→ Exercise
A faithful transcription of all the data is required.

[Records about charts and figures]
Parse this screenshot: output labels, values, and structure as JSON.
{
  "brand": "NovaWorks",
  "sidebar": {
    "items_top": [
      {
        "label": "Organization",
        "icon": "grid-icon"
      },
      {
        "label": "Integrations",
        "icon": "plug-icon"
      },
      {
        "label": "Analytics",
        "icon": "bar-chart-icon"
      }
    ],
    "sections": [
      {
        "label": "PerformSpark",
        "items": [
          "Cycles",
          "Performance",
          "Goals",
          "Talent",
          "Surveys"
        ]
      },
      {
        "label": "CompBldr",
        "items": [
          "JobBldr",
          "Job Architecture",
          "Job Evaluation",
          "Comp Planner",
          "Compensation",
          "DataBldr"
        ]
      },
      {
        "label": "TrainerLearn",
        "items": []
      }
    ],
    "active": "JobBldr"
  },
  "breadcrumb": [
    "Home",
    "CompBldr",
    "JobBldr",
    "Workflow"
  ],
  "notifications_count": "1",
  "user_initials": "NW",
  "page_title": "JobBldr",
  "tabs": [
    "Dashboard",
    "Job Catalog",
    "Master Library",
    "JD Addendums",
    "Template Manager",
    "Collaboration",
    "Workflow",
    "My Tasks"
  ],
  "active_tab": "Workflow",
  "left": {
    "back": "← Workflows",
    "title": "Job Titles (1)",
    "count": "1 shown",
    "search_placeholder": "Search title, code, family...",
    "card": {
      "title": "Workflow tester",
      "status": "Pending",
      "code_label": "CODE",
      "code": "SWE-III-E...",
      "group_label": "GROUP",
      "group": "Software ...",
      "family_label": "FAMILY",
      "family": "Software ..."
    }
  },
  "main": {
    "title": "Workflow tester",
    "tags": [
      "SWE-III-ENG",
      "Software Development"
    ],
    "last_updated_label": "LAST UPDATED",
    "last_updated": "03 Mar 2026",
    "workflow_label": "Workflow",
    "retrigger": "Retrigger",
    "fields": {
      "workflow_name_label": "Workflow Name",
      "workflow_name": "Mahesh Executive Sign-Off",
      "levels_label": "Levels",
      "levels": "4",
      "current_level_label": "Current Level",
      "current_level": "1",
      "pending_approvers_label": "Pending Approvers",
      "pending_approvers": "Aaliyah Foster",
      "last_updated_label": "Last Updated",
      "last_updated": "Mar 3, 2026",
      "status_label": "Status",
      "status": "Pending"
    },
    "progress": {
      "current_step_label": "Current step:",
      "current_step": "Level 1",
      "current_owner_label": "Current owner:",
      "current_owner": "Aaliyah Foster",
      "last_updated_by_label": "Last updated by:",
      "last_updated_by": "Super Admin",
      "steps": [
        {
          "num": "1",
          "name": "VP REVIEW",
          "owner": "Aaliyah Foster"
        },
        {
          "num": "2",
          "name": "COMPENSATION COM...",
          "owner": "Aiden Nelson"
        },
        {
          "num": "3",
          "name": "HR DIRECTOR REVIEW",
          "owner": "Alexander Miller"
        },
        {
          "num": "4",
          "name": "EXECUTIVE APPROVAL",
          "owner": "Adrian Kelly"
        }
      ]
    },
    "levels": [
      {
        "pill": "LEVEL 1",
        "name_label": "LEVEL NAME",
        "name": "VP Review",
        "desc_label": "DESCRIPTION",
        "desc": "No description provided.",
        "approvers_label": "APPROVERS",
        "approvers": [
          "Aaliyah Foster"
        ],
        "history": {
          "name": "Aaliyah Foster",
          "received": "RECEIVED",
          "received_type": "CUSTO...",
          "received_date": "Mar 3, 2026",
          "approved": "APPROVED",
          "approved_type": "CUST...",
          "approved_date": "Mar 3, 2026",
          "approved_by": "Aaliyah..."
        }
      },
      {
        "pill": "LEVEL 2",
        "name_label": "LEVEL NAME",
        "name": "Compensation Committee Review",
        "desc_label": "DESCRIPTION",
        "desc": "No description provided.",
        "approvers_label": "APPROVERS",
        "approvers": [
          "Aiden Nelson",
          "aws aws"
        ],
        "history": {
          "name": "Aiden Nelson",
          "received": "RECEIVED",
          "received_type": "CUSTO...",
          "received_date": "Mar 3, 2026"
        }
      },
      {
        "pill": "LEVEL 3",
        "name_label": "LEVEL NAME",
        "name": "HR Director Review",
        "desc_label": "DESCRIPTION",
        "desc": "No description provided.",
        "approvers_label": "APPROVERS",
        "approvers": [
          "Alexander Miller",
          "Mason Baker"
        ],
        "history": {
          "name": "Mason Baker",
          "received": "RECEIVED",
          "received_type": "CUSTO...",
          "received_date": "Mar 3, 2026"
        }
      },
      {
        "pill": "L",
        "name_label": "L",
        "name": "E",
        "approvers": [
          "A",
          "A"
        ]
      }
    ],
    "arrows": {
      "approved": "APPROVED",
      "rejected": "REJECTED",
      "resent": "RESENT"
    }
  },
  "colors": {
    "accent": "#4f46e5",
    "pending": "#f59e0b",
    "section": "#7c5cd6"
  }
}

→ Written reply
Parse this screenshot: output labels, values, and structure as JSON.
{
  "brand": "NovaWorks",
  "sidebar": {
    "items_top": [
      {
        "label": "Organization",
        "icon": "grid-icon"
      },
      {
        "label": "Integrations",
        "icon": "plug-icon"
      },
      {
        "label": "Analytics",
        "icon": "bar-chart-icon"
      }
    ],
    "sections": [
      {
        "label": "PerformSpark",
        "items": [
          "Cycles",
          "Performance",
          "Goals",
          "Talent",
          "Surveys"
        ]
      },
      {
        "label": "CompBldr",
        "items": [
          "JobBldr",
          "Job Architecture",
          "Job Evaluation",
          "Comp Planner",
          "Compensation",
          "DataBldr"
        ]
      },
      {
        "label": "TrainerLearn",
        "items": []
      }
    ],
    "active": "JobBldr"
  },
  "breadcrumb": [
    "Home",
    "CompBldr",
    "JobBldr",
    "Workflow"
  ],
  "notifications_count": "1",
  "user_initials": "NW",
  "page_title": "JobBldr",
  "tabs": [
    "Dashboard",
    "Job Catalog",
    "Master Library",
    "JD Addendums",
    "Template Manager",
    "Collaboration",
    "Workflow",
    "My Tasks"
  ],
  "active_tab": "Workflow",
  "left": {
    "back": "← Workflows",
    "title": "Job Titles (1)",
    "count": "1 shown",
    "search_placeholder": "Search title, code, family...",
    "card": {
      "title": "Workflow tester",
      "status": "Pending",
      "code_label": "CODE",
      "code": "SWE-III-E...",
      "group_label": "GROUP",
      "group": "Software ...",
      "family_label": "FAMILY",
      "family": "Software ..."
    }
  },
  "main": {
    "title": "Workflow tester",
    "tags": [
      "SWE-III-ENG",
      "Software Development"
    ],
    "last_updated_label": "LAST UPDATED",
    "last_updated": "03 Mar 2026",
    "workflow_label": "Workflow",
    "retrigger": "Retrigger",
    "fields": {
      "workflow_name_label": "Workflow Name",
      "workflow_name": "Mahesh Executive Sign-Off",
      "levels_label": "Levels",
      "levels": "4",
      "current_level_label": "Current Level",
      "current_level": "1",
      "pending_approvers_label": "Pending Approvers",
      "pending_approvers": "Aaliyah Foster",
      "last_updated_label": "Last Updated",
      "last_updated": "Mar 3, 2026",
      "status_label": "Status",
      "status": "Pending"
    },
    "progress": {
      "current_step_label": "Current step:",
      "current_step": "Level 1",
      "current_owner_label": "Current owner:",
      "current_owner": "Aaliyah Foster",
      "last_updated_by_label": "Last updated by:",
      "last_updated_by": "Super Admin",
      "steps": [
        {
          "num": "1",
          "name": "VP REVIEW",
          "owner": "Aaliyah Foster"
        },
        {
          "num": "2",
          "name": "COMPENSATION COM...",
          "owner": "Aiden Nelson"
        },
        {
          "num": "3",
          "name": "HR DIRECTOR REVIEW",
          "owner": "Alexander Miller"
        },
        {
          "num": "4",
          "name": "EXECUTIVE APPROVAL",
          "owner": "Adrian Kelly"
        }
      ]
    },
    "levels": [
      {
        "pill": "LEVEL 1",
        "name_label": "LEVEL NAME",
        "name": "VP Review",
        "desc_label": "DESCRIPTION",
        "desc": "No description provided.",
        "approvers_label": "APPROVERS",
        "approvers": [
          "Aaliyah Foster"
        ],
        "history": {
          "name": "Aaliyah Foster",
          "received": "RECEIVED",
          "received_type": "CUSTO...",
          "received_date": "Mar 3, 2026",
          "approved": "APPROVED",
          "approved_type": "CUST...",
          "approved_date": "Mar 3, 2026",
          "approved_by": "Aaliyah..."
        }
      },
      {
        "pill": "LEVEL 2",
        "name_label": "LEVEL NAME",
        "name": "Compensation Committee Review",
        "desc_label": "DESCRIPTION",
        "desc": "No description provided.",
        "approvers_label": "APPROVERS",
        "approvers": [
          "Aiden Nelson",
          "aws aws"
        ],
        "history": {
          "name": "Aiden Nelson",
          "received": "RECEIVED",
          "received_type": "CUSTO...",
          "received_date": "Mar 3, 2026"
        }
      },
      {
        "pill": "LEVEL 3",
        "name_label": "LEVEL NAME",
        "name": "HR Director Review",
        "desc_label": "DESCRIPTION",
        "desc": "No description provided.",
        "approvers_label": "APPROVERS",
        "approvers": [
          "Alexander Miller",
          "Mason Baker"
        ],
        "history": {
          "name": "Mason Baker",
          "received": "RECEIVED",
          "received_type": "CUSTO...",
          "received_date": "Mar 3, 2026"
        }
      },
      {
        "pill": "L",
        "name_label": "L",
        "name": "E",
        "approvers": [
          "A",
          "A"
        ]
      }
    ],
    "arrows": {
      "approved": "APPROVED",
      "rejected": "REJECTED",
      "resent": "RESENT"
    }
  },
  "colors": {
    "accent": "#4f46e5",
    "pending": "#f59e0b",
    "section": "#7c5cd6"
  }
}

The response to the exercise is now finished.